Every line of the listing must be reproduced as it stands. Leave the images behind.

#### Given data

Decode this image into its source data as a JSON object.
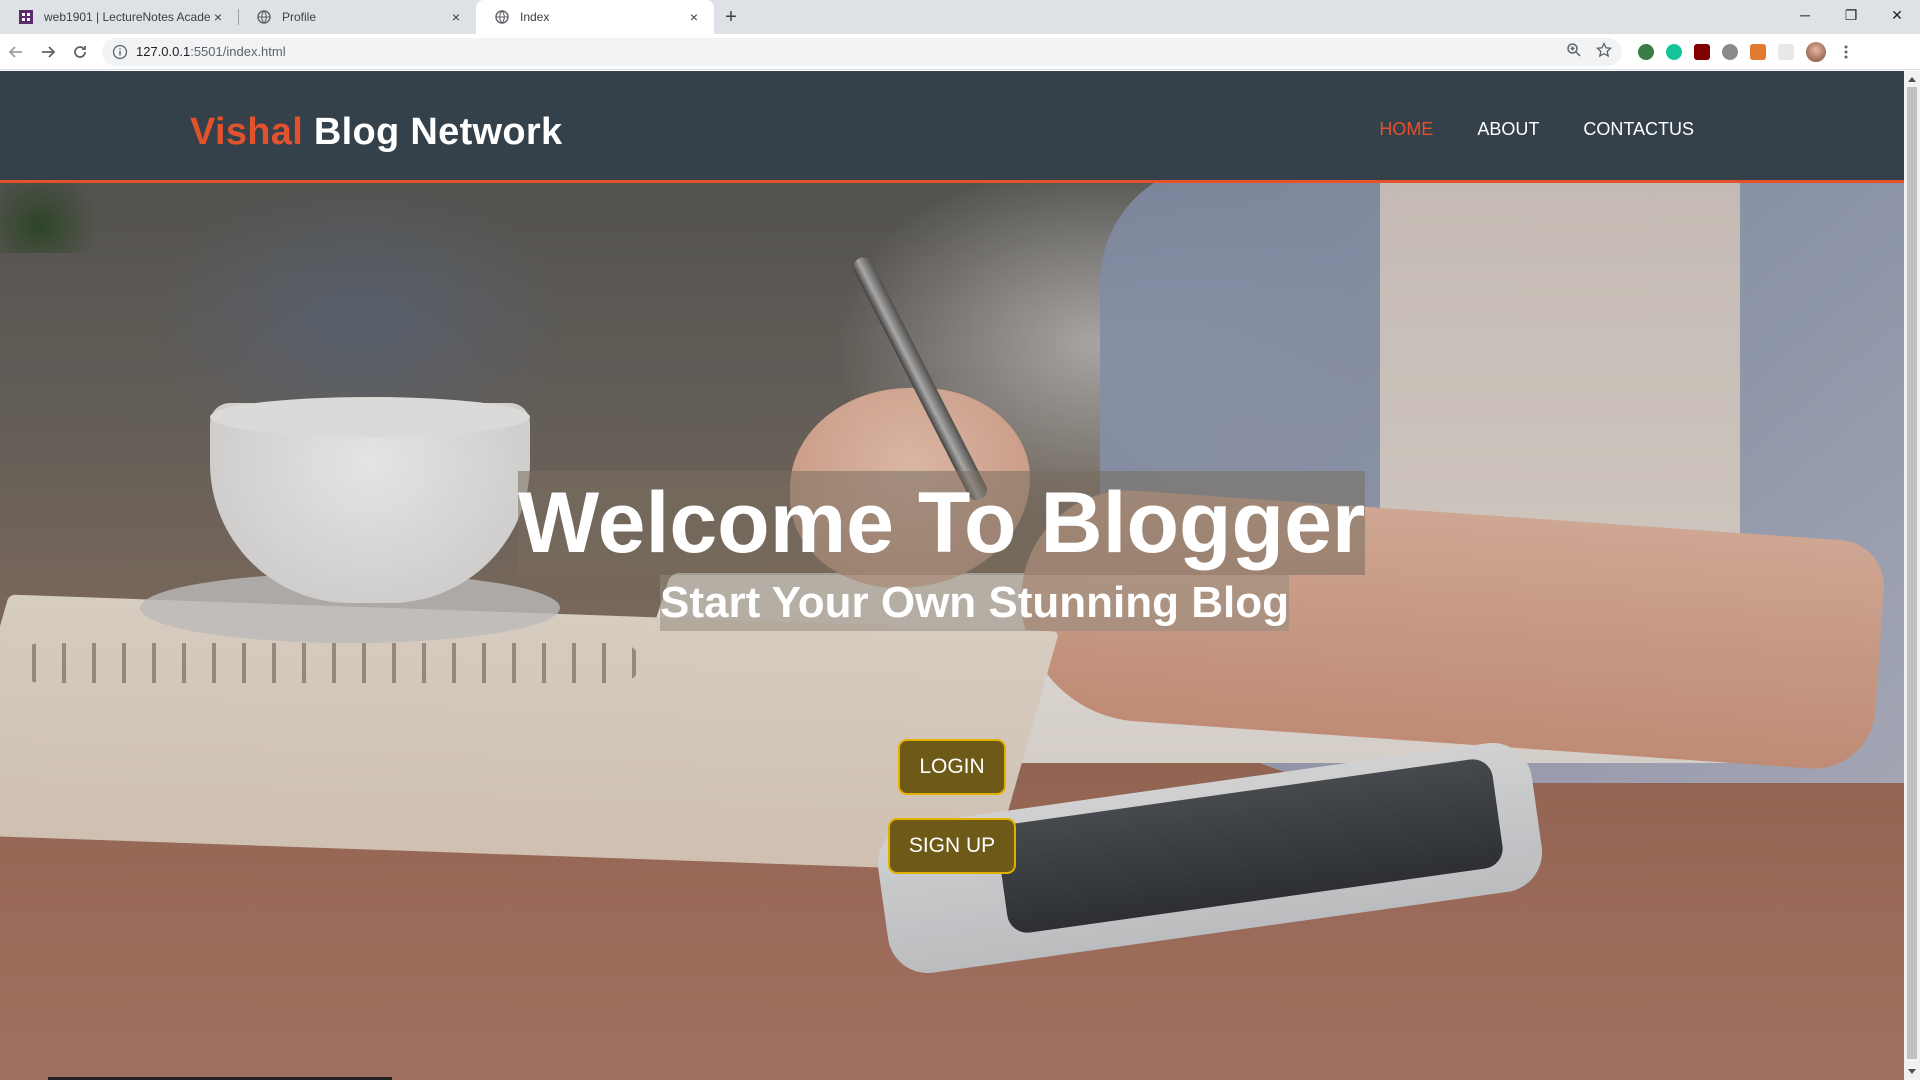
{
  "browser": {
    "tabs": [
      {
        "title": "web1901 | LectureNotes Academ",
        "close": "×",
        "active": false,
        "favicon": "lecturenotes-icon"
      },
      {
        "title": "Profile",
        "close": "×",
        "active": false,
        "favicon": "globe-icon"
      },
      {
        "title": "Index",
        "close": "×",
        "active": true,
        "favicon": "globe-icon"
      }
    ],
    "new_tab": "+",
    "window_controls": {
      "minimize": "─",
      "restore": "❐",
      "close": "✕"
    },
    "url_host": "127.0.0.1",
    "url_rest": ":5501/index.html"
  },
  "site": {
    "brand_accent": "Vishal",
    "brand_rest": " Blog Network",
    "nav": [
      {
        "label": "HOME",
        "active": true
      },
      {
        "label": "ABOUT",
        "active": false
      },
      {
        "label": "CONTACTUS",
        "active": false
      }
    ]
  },
  "hero": {
    "title": "Welcome To Blogger",
    "subtitle": "Start Your Own Stunning Blog",
    "login_label": "LOGIN",
    "signup_label": "SIGN UP"
  },
  "colors": {
    "header_bg": "#34404a",
    "accent": "#e2522d",
    "button_bg": "#6e5a18",
    "button_border": "#e2b100"
  }
}
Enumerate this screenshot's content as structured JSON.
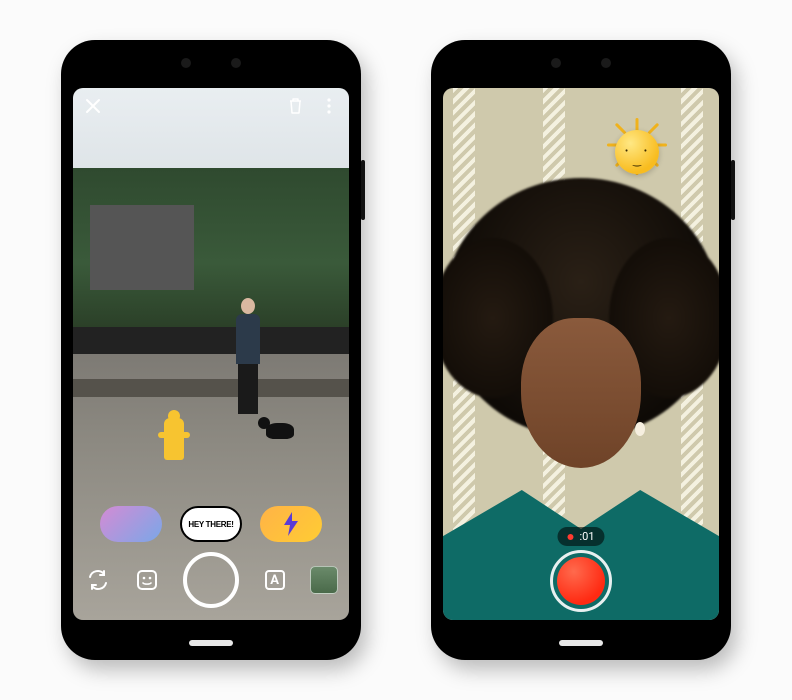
{
  "left_phone": {
    "top_bar": {
      "close_icon": "close",
      "delete_icon": "trash",
      "overflow_icon": "more"
    },
    "stickers": [
      {
        "name": "character-sticker"
      },
      {
        "name": "speech-bubble-sticker",
        "label": "HEY THERE!"
      },
      {
        "name": "lightning-sticker"
      }
    ],
    "bottom_bar": {
      "switch_camera_icon": "switch-camera",
      "sticker_picker_icon": "sticker",
      "shutter_label": "",
      "text_tool_label": "A",
      "gallery_thumb": "gallery"
    }
  },
  "right_phone": {
    "sticker": {
      "name": "sun-sticker"
    },
    "recording": {
      "indicator": "●",
      "elapsed": ":01"
    },
    "record_button": "record"
  }
}
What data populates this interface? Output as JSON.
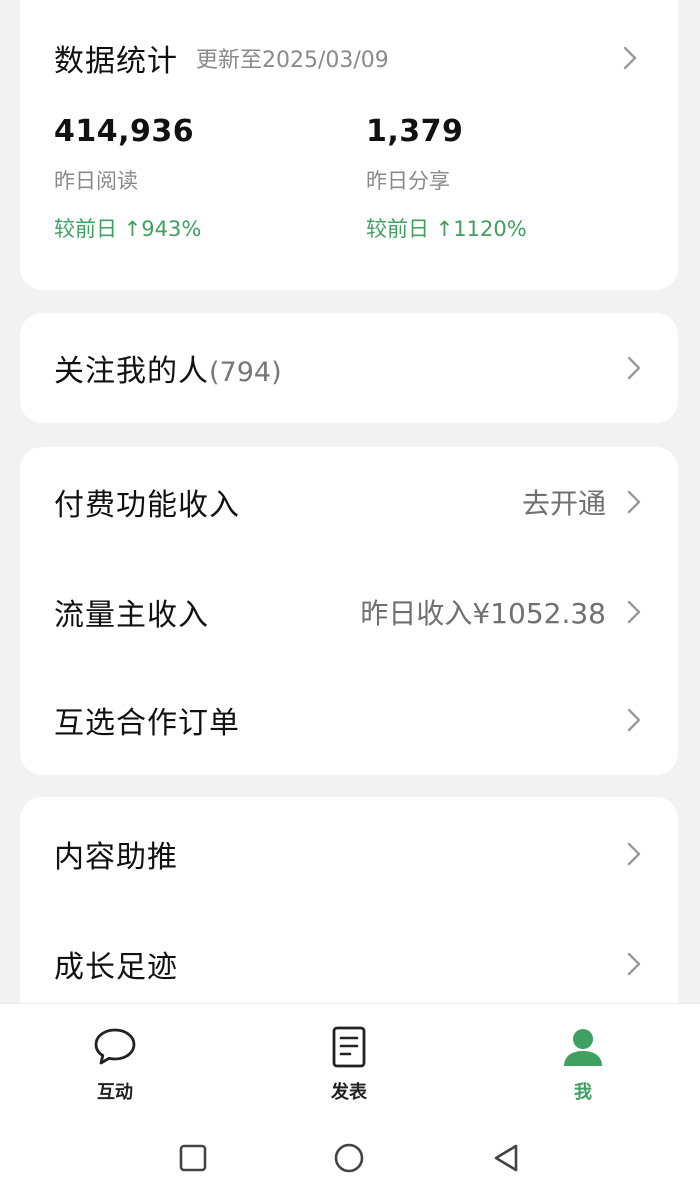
{
  "stats": {
    "title": "数据统计",
    "updated": "更新至2025/03/09",
    "reads": {
      "value": "414,936",
      "label": "昨日阅读",
      "change": "较前日 ↑943%"
    },
    "shares": {
      "value": "1,379",
      "label": "昨日分享",
      "change": "较前日 ↑1120%"
    }
  },
  "followers": {
    "label": "关注我的人",
    "count": "(794)"
  },
  "income": {
    "paid_features": {
      "label": "付费功能收入",
      "value": "去开通"
    },
    "traffic_owner": {
      "label": "流量主收入",
      "value": "昨日收入¥1052.38"
    },
    "mutual_orders": {
      "label": "互选合作订单"
    }
  },
  "tools": {
    "content_boost": {
      "label": "内容助推"
    },
    "growth_track": {
      "label": "成长足迹"
    }
  },
  "bottom_nav": {
    "items": [
      {
        "label": "互动",
        "icon": "chat-bubble-icon",
        "active": false
      },
      {
        "label": "发表",
        "icon": "document-icon",
        "active": false
      },
      {
        "label": "我",
        "icon": "user-icon",
        "active": true
      }
    ]
  },
  "colors": {
    "accent_green": "#3fa061",
    "background": "#f2f2f2",
    "card": "#ffffff",
    "secondary_text": "#8a8a8a"
  }
}
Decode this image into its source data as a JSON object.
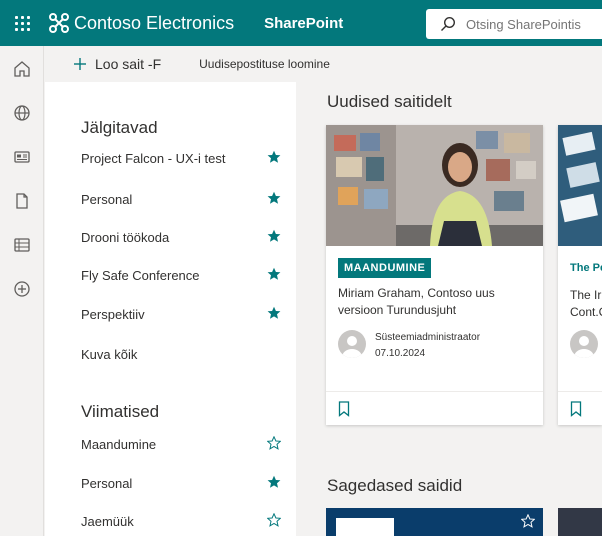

########

Result for this task:
Decode this image into its source data as a JSON object.
{
  "browser": {
    "tabs": [
      {
        "title": "web1901 | LectureNotes Academ",
        "close": "×",
        "active": false,
        "favicon": "lecturenotes-icon"
      },
      {
        "title": "Profile",
        "close": "×",
        "active": false,
        "favicon": "globe-icon"
      },
      {
        "title": "Index",
        "close": "×",
        "active": true,
        "favicon": "globe-icon"
      }
    ],
    "new_tab": "+",
    "window_controls": {
      "minimize": "─",
      "restore": "❐",
      "close": "✕"
    },
    "url_host": "127.0.0.1",
    "url_rest": ":5501/index.html"
  },
  "site": {
    "brand_accent": "Vishal",
    "brand_rest": " Blog Network",
    "nav": [
      {
        "label": "HOME",
        "active": true
      },
      {
        "label": "ABOUT",
        "active": false
      },
      {
        "label": "CONTACTUS",
        "active": false
      }
    ]
  },
  "hero": {
    "title": "Welcome To Blogger",
    "subtitle": "Start Your Own Stunning Blog",
    "login_label": "LOGIN",
    "signup_label": "SIGN UP"
  },
  "colors": {
    "header_bg": "#34404a",
    "accent": "#e2522d",
    "button_bg": "#6e5a18",
    "button_border": "#e2b100"
  }
}
Enumerate this screenshot's content as structured JSON.
{
  "left_phone": {
    "top_bar": {
      "close_icon": "close",
      "delete_icon": "trash",
      "overflow_icon": "more"
    },
    "stickers": [
      {
        "name": "character-sticker"
      },
      {
        "name": "speech-bubble-sticker",
        "label": "HEY THERE!"
      },
      {
        "name": "lightning-sticker"
      }
    ],
    "bottom_bar": {
      "switch_camera_icon": "switch-camera",
      "sticker_picker_icon": "sticker",
      "shutter_label": "",
      "text_tool_label": "A",
      "gallery_thumb": "gallery"
    }
  },
  "right_phone": {
    "sticker": {
      "name": "sun-sticker"
    },
    "recording": {
      "indicator": "●",
      "elapsed": ":01"
    },
    "record_button": "record"
  }
}
What data populates this interface? Output as JSON.
{
  "stats": {
    "title": "数据统计",
    "updated": "更新至2025/03/09",
    "reads": {
      "value": "414,936",
      "label": "昨日阅读",
      "change": "较前日 ↑943%"
    },
    "shares": {
      "value": "1,379",
      "label": "昨日分享",
      "change": "较前日 ↑1120%"
    }
  },
  "followers": {
    "label": "关注我的人",
    "count": "(794)"
  },
  "income": {
    "paid_features": {
      "label": "付费功能收入",
      "value": "去开通"
    },
    "traffic_owner": {
      "label": "流量主收入",
      "value": "昨日收入¥1052.38"
    },
    "mutual_orders": {
      "label": "互选合作订单"
    }
  },
  "tools": {
    "content_boost": {
      "label": "内容助推"
    },
    "growth_track": {
      "label": "成长足迹"
    }
  },
  "bottom_nav": {
    "items": [
      {
        "label": "互动",
        "icon": "chat-bubble-icon",
        "active": false
      },
      {
        "label": "发表",
        "icon": "document-icon",
        "active": false
      },
      {
        "label": "我",
        "icon": "user-icon",
        "active": true
      }
    ]
  },
  "colors": {
    "accent_green": "#3fa061",
    "background": "#f2f2f2",
    "card": "#ffffff",
    "secondary_text": "#8a8a8a"
  }
}
Decode this image into its source data as a JSON object.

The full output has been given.